Task goal » Reproduce verbatim the part of the listing that opens with the line containing "Localize all elements." and closes with the line containing "x-tick-mark [502, 716, 504, 720]", including both of those lines.

Stored rows »

════════════════════

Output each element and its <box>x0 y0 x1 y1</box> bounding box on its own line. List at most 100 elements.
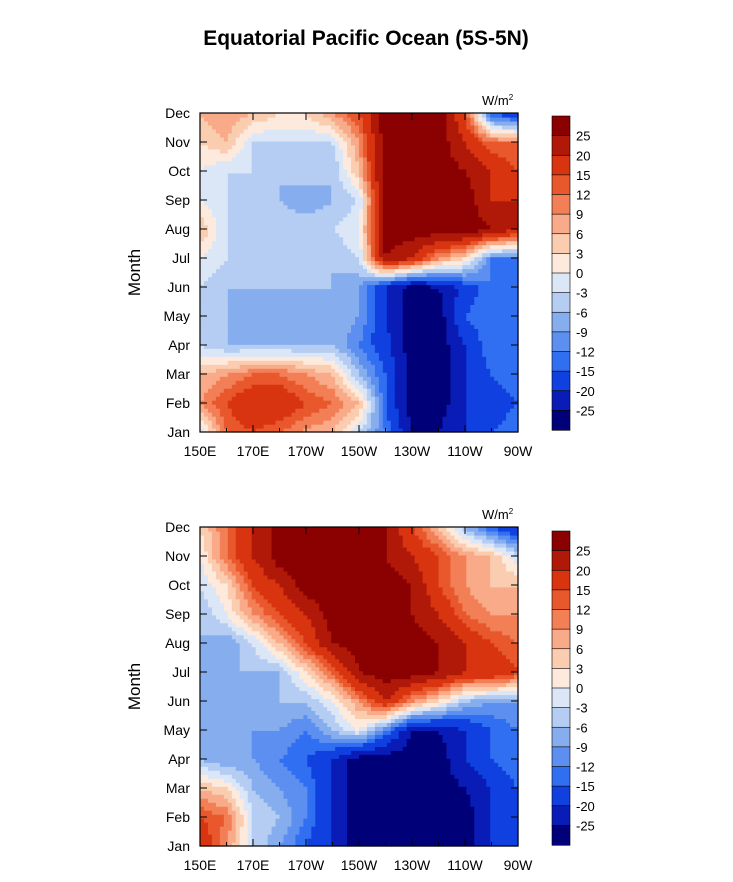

════════════════════

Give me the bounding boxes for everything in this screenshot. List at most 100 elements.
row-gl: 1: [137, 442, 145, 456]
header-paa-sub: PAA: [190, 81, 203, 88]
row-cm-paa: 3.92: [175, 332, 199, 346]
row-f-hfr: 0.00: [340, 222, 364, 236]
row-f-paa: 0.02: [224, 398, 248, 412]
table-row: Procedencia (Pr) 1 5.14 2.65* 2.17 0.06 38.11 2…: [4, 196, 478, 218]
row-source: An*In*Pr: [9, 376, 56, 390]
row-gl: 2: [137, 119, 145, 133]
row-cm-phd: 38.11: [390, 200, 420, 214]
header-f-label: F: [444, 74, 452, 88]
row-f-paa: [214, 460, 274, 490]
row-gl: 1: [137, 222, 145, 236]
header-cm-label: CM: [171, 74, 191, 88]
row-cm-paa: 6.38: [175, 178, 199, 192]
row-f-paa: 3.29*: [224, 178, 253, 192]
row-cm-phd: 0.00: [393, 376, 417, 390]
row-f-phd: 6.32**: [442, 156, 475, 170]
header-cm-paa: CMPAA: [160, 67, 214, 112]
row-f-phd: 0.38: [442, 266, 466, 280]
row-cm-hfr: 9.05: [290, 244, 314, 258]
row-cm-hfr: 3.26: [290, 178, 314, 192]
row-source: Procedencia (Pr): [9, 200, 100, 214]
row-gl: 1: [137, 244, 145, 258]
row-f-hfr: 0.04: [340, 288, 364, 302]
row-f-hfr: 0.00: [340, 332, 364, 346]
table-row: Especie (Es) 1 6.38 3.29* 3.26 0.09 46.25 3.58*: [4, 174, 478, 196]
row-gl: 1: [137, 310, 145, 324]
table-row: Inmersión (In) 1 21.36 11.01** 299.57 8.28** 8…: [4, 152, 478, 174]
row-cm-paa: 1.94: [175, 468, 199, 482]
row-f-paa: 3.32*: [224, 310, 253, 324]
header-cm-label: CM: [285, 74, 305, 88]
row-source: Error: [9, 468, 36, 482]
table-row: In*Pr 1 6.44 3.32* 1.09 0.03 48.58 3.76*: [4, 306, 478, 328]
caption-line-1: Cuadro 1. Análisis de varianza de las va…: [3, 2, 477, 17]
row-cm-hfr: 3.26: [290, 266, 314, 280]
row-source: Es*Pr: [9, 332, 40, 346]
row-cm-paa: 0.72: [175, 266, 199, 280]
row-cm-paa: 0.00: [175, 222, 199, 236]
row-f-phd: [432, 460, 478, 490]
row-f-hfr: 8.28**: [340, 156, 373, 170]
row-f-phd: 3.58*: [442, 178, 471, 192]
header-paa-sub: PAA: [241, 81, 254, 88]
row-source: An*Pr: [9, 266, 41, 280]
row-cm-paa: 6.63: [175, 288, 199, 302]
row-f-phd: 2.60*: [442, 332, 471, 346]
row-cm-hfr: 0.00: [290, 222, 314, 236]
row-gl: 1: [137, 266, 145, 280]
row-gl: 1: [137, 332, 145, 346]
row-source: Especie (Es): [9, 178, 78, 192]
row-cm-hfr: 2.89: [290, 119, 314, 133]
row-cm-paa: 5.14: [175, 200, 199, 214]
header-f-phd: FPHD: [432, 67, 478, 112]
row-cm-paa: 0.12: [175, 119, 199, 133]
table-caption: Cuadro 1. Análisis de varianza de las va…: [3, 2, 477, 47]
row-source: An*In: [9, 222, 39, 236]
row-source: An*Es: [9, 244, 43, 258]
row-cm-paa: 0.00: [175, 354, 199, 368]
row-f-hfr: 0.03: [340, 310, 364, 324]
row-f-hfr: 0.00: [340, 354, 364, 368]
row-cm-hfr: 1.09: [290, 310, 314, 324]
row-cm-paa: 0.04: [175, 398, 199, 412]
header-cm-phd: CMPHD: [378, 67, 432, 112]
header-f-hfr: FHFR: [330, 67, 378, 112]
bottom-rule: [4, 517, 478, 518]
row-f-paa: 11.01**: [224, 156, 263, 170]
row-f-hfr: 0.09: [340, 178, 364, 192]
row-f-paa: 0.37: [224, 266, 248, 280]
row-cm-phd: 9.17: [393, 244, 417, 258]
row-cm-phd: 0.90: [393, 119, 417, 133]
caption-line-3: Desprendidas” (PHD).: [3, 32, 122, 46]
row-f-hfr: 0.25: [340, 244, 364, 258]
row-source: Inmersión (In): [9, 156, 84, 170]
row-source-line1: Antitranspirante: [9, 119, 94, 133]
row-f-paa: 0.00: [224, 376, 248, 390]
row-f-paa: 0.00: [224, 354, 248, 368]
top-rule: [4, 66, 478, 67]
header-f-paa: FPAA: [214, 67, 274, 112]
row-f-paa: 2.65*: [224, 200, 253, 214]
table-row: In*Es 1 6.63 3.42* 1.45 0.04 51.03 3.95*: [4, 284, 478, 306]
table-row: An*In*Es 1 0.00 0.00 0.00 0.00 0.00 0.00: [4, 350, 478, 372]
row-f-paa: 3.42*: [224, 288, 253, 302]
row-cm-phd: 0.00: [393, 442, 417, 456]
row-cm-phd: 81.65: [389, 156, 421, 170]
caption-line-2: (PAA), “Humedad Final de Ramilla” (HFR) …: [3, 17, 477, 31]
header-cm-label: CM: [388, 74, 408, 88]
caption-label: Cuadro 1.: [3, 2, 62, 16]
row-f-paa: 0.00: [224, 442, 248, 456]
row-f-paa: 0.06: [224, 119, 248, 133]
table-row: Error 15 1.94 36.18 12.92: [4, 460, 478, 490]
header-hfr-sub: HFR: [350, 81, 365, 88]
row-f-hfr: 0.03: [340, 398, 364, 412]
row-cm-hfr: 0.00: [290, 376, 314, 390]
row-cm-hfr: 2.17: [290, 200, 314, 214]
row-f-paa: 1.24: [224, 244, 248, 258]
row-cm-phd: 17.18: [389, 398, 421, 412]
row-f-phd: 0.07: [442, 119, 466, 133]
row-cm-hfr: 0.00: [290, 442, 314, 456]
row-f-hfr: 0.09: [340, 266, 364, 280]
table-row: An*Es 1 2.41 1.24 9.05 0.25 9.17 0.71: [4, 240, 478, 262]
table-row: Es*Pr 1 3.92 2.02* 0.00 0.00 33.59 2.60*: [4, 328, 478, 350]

════════════════════

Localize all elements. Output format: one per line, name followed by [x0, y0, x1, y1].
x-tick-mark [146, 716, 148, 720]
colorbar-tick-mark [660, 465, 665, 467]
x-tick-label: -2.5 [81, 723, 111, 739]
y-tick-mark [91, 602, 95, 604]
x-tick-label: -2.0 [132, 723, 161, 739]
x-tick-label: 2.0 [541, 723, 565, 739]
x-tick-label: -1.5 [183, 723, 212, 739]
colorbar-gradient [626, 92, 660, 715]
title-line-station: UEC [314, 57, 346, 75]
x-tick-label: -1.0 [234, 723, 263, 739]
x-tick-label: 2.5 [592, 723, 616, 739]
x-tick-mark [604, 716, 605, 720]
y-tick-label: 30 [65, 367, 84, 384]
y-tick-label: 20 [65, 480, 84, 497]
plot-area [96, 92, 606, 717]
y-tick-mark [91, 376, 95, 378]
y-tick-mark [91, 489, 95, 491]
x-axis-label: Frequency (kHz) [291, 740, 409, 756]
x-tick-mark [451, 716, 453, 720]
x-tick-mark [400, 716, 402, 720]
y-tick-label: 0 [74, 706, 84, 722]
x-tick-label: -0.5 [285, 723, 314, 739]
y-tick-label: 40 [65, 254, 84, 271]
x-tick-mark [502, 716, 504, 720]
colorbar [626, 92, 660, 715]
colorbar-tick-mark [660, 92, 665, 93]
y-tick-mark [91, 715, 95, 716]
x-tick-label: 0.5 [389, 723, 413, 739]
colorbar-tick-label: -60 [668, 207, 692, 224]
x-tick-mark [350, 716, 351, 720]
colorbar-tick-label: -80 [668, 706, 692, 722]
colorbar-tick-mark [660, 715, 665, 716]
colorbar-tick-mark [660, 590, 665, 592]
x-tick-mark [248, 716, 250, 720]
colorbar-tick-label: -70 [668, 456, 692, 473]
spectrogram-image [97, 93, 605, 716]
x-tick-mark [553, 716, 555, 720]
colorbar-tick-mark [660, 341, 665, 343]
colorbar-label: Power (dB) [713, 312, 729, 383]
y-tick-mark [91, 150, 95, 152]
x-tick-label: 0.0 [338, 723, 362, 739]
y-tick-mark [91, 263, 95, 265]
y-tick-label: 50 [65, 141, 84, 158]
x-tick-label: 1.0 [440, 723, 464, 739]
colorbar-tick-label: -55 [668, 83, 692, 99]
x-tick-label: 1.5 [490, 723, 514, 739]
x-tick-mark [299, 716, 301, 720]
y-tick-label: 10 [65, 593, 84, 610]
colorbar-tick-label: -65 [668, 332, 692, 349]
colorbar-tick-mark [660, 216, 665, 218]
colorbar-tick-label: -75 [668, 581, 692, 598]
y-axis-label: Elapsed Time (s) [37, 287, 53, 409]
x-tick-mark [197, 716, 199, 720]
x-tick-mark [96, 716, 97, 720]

════════════════════

Response for this exercise »
Localize all elements. Output format: one per line, name followed by [x0, y0, x1, y1].
x-tick-mark [146, 716, 148, 720]
colorbar-tick-mark [660, 465, 665, 467]
x-tick-label: -2.5 [81, 723, 111, 739]
y-tick-mark [91, 602, 95, 604]
x-tick-label: -2.0 [132, 723, 161, 739]
x-tick-label: 2.0 [541, 723, 565, 739]
x-tick-label: -1.5 [183, 723, 212, 739]
colorbar-gradient [626, 92, 660, 715]
title-line-station: UEC [314, 57, 346, 75]
x-tick-label: -1.0 [234, 723, 263, 739]
x-tick-label: 2.5 [592, 723, 616, 739]
x-tick-mark [604, 716, 605, 720]
y-tick-label: 30 [65, 367, 84, 384]
y-tick-label: 20 [65, 480, 84, 497]
plot-area [96, 92, 606, 717]
y-tick-mark [91, 376, 95, 378]
y-tick-mark [91, 489, 95, 491]
x-axis-label: Frequency (kHz) [291, 740, 409, 756]
x-tick-mark [451, 716, 453, 720]
x-tick-mark [400, 716, 402, 720]
y-tick-label: 0 [74, 706, 84, 722]
x-tick-label: -0.5 [285, 723, 314, 739]
y-tick-label: 40 [65, 254, 84, 271]
x-tick-mark [502, 716, 504, 720]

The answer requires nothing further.